►

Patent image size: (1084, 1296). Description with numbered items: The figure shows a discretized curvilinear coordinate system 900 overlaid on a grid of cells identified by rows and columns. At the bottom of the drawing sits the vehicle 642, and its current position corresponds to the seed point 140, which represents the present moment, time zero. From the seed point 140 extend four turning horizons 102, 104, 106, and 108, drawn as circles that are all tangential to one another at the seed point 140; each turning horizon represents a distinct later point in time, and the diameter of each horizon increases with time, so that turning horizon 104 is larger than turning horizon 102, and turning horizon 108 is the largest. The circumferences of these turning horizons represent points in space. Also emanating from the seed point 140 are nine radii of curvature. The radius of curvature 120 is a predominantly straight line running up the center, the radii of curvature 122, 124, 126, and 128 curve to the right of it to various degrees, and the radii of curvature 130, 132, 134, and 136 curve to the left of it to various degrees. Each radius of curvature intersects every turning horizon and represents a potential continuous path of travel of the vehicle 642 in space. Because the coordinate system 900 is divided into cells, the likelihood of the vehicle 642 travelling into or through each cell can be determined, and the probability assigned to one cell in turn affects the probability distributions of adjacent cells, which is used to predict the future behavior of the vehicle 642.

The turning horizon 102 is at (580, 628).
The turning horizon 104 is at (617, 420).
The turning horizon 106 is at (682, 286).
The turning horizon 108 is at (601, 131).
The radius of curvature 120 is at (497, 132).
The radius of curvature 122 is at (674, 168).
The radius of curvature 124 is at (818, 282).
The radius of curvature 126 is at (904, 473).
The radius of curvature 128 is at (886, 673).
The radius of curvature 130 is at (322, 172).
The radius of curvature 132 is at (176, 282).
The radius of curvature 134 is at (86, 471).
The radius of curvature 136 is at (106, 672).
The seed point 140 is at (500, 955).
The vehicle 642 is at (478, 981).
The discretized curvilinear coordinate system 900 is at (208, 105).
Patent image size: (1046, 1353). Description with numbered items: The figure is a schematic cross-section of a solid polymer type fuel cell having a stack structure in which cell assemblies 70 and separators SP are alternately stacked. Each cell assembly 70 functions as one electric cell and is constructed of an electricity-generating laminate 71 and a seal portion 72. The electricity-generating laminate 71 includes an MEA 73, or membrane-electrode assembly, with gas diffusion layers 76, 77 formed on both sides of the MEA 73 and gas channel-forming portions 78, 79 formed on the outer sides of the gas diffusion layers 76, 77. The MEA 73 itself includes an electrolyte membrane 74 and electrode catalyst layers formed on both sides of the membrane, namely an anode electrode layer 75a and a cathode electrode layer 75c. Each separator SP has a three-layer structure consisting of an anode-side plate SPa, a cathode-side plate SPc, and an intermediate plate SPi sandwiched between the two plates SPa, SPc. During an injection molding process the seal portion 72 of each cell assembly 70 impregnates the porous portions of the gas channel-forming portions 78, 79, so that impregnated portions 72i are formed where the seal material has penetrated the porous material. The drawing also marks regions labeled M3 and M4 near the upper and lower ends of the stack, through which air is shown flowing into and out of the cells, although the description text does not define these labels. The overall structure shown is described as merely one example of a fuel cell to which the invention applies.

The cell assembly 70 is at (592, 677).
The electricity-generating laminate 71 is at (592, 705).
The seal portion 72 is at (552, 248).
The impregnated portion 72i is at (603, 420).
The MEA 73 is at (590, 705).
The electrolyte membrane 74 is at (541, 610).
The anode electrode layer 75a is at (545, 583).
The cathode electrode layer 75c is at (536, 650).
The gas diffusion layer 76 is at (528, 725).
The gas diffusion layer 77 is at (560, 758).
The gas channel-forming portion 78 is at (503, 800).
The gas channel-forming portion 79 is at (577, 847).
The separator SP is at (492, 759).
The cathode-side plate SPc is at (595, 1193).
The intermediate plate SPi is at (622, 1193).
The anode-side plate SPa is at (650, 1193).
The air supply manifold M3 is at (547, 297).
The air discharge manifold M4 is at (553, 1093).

◄

Exactly reproduce every line of the data above.

Patent image size: (1084, 1296). Description with numbered items: The figure shows a discretized curvilinear coordinate system 900 overlaid on a grid of cells identified by rows and columns. At the bottom of the drawing sits the vehicle 642, and its current position corresponds to the seed point 140, which represents the present moment, time zero. From the seed point 140 extend four turning horizons 102, 104, 106, and 108, drawn as circles that are all tangential to one another at the seed point 140; each turning horizon represents a distinct later point in time, and the diameter of each horizon increases with time, so that turning horizon 104 is larger than turning horizon 102, and turning horizon 108 is the largest. The circumferences of these turning horizons represent points in space. Also emanating from the seed point 140 are nine radii of curvature. The radius of curvature 120 is a predominantly straight line running up the center, the radii of curvature 122, 124, 126, and 128 curve to the right of it to various degrees, and the radii of curvature 130, 132, 134, and 136 curve to the left of it to various degrees. Each radius of curvature intersects every turning horizon and represents a potential continuous path of travel of the vehicle 642 in space. Because the coordinate system 900 is divided into cells, the likelihood of the vehicle 642 travelling into or through each cell can be determined, and the probability assigned to one cell in turn affects the probability distributions of adjacent cells, which is used to predict the future behavior of the vehicle 642.

The turning horizon 102 is at (580, 628).
The turning horizon 104 is at (617, 420).
The turning horizon 106 is at (682, 286).
The turning horizon 108 is at (601, 131).
The radius of curvature 120 is at (497, 132).
The radius of curvature 122 is at (674, 168).
The radius of curvature 124 is at (818, 282).
The radius of curvature 126 is at (904, 473).
The radius of curvature 128 is at (886, 673).
The radius of curvature 130 is at (322, 172).
The radius of curvature 132 is at (176, 282).
The radius of curvature 134 is at (86, 471).
The radius of curvature 136 is at (106, 672).
The seed point 140 is at (500, 955).
The vehicle 642 is at (478, 981).
The discretized curvilinear coordinate system 900 is at (208, 105).
Patent image size: (1046, 1353). Description with numbered items: The figure is a schematic cross-section of a solid polymer type fuel cell having a stack structure in which cell assemblies 70 and separators SP are alternately stacked. Each cell assembly 70 functions as one electric cell and is constructed of an electricity-generating laminate 71 and a seal portion 72. The electricity-generating laminate 71 includes an MEA 73, or membrane-electrode assembly, with gas diffusion layers 76, 77 formed on both sides of the MEA 73 and gas channel-forming portions 78, 79 formed on the outer sides of the gas diffusion layers 76, 77. The MEA 73 itself includes an electrolyte membrane 74 and electrode catalyst layers formed on both sides of the membrane, namely an anode electrode layer 75a and a cathode electrode layer 75c. Each separator SP has a three-layer structure consisting of an anode-side plate SPa, a cathode-side plate SPc, and an intermediate plate SPi sandwiched between the two plates SPa, SPc. During an injection molding process the seal portion 72 of each cell assembly 70 impregnates the porous portions of the gas channel-forming portions 78, 79, so that impregnated portions 72i are formed where the seal material has penetrated the porous material. The drawing also marks regions labeled M3 and M4 near the upper and lower ends of the stack, through which air is shown flowing into and out of the cells, although the description text does not define these labels. The overall structure shown is described as merely one example of a fuel cell to which the invention applies.

The cell assembly 70 is at (592, 677).
The electricity-generating laminate 71 is at (592, 705).
The seal portion 72 is at (552, 248).
The impregnated portion 72i is at (603, 420).
The MEA 73 is at (590, 705).
The electrolyte membrane 74 is at (541, 610).
The anode electrode layer 75a is at (545, 583).
The cathode electrode layer 75c is at (536, 650).
The gas diffusion layer 76 is at (528, 725).
The gas diffusion layer 77 is at (560, 758).
The gas channel-forming portion 78 is at (503, 800).
The gas channel-forming portion 79 is at (577, 847).
The separator SP is at (492, 759).
The cathode-side plate SPc is at (595, 1193).
The intermediate plate SPi is at (622, 1193).
The anode-side plate SPa is at (650, 1193).
The air supply manifold M3 is at (547, 297).
The air discharge manifold M4 is at (553, 1093).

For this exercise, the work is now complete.